- [Written instruction] Lines before the one containing "Read this page and output its text content." are excluded; reproduce that line and all lines after it in the entries below, exactly.

--- Begin Input data ---

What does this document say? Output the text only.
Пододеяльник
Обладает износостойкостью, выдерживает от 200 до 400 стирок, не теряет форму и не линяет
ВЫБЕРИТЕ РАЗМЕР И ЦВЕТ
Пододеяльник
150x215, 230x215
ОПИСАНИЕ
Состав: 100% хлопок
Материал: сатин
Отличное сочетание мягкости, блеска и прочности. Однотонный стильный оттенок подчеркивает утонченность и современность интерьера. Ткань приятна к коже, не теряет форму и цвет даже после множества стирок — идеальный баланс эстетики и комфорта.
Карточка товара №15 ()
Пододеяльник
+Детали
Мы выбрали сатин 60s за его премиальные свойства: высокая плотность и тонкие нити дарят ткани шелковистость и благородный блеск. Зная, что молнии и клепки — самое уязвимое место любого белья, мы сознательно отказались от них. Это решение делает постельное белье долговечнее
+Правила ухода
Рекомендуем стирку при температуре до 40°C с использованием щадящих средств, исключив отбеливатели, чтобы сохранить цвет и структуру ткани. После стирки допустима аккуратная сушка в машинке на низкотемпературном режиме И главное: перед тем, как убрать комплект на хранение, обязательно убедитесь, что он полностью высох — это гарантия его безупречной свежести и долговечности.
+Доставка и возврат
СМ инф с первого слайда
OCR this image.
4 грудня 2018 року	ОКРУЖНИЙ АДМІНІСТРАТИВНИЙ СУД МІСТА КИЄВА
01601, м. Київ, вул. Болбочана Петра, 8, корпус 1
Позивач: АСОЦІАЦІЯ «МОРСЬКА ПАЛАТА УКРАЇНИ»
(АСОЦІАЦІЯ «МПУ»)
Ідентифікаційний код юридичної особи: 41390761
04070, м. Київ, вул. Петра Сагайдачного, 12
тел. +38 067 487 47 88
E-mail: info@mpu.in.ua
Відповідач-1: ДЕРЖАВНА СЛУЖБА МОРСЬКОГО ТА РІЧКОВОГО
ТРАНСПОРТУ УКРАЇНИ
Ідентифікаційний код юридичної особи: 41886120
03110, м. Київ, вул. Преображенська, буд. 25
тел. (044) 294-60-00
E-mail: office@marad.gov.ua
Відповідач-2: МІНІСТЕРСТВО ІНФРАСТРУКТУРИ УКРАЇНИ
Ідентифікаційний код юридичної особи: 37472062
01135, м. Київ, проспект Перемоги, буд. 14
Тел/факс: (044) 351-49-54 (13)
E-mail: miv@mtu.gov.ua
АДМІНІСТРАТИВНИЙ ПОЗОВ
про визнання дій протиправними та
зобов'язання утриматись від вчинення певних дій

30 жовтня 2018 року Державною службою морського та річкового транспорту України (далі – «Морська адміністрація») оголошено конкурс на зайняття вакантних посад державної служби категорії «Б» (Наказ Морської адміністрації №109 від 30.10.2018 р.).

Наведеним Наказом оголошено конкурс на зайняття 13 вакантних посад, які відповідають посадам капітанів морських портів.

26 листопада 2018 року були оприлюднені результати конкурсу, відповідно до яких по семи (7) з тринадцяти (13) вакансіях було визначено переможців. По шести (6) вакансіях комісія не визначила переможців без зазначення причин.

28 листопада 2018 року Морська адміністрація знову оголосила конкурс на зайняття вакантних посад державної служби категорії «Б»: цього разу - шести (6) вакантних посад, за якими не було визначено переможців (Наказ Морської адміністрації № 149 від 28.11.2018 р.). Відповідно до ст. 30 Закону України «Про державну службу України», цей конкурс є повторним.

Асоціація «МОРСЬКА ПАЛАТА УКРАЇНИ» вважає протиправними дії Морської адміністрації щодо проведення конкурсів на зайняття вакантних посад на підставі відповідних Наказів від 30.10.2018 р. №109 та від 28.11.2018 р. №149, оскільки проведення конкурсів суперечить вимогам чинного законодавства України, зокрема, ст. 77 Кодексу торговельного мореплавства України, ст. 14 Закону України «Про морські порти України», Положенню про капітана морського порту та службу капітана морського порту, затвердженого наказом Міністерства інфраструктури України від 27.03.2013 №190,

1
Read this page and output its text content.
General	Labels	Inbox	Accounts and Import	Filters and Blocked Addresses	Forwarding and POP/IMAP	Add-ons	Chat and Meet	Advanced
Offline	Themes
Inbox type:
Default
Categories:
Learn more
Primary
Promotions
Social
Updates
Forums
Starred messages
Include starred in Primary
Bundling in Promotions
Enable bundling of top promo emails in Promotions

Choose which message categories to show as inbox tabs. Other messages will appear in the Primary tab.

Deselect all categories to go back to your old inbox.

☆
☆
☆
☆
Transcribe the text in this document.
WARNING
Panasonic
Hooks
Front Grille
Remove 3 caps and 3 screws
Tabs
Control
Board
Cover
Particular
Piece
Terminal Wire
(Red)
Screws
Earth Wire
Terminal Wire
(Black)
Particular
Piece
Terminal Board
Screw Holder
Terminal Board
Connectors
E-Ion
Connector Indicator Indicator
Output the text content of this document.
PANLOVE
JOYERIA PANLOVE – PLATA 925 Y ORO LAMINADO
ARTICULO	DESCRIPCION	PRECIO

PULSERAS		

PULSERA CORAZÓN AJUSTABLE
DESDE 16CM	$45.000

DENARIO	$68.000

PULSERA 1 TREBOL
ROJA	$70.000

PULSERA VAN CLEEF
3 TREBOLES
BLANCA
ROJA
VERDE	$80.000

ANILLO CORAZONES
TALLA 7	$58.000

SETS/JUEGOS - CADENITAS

--- End Input data ---

- [Exercise output]
Read this page and output its text content.
General	Labels	Inbox	Accounts and Import	Filters and Blocked Addresses	Forwarding and POP/IMAP	Add-ons	Chat and Meet	Advanced
Offline	Themes
Inbox type:
Default
Categories:
Learn more
Primary
Promotions
Social
Updates
Forums
Starred messages
Include starred in Primary
Bundling in Promotions
Enable bundling of top promo emails in Promotions

Choose which message categories to show as inbox tabs. Other messages will appear in the Primary tab.

Deselect all categories to go back to your old inbox.

☆
☆
☆
☆
Transcribe the text in this document.
WARNING
Panasonic
Hooks
Front Grille
Remove 3 caps and 3 screws
Tabs
Control
Board
Cover
Particular
Piece
Terminal Wire
(Red)
Screws
Earth Wire
Terminal Wire
(Black)
Particular
Piece
Terminal Board
Screw Holder
Terminal Board
Connectors
E-Ion
Connector Indicator Indicator
Output the text content of this document.
PANLOVE
JOYERIA PANLOVE – PLATA 925 Y ORO LAMINADO
ARTICULO	DESCRIPCION	PRECIO

PULSERAS		

PULSERA CORAZÓN AJUSTABLE
DESDE 16CM	$45.000

DENARIO	$68.000

PULSERA 1 TREBOL
ROJA	$70.000

PULSERA VAN CLEEF
3 TREBOLES
BLANCA
ROJA
VERDE	$80.000

ANILLO CORAZONES
TALLA 7	$58.000

SETS/JUEGOS - CADENITAS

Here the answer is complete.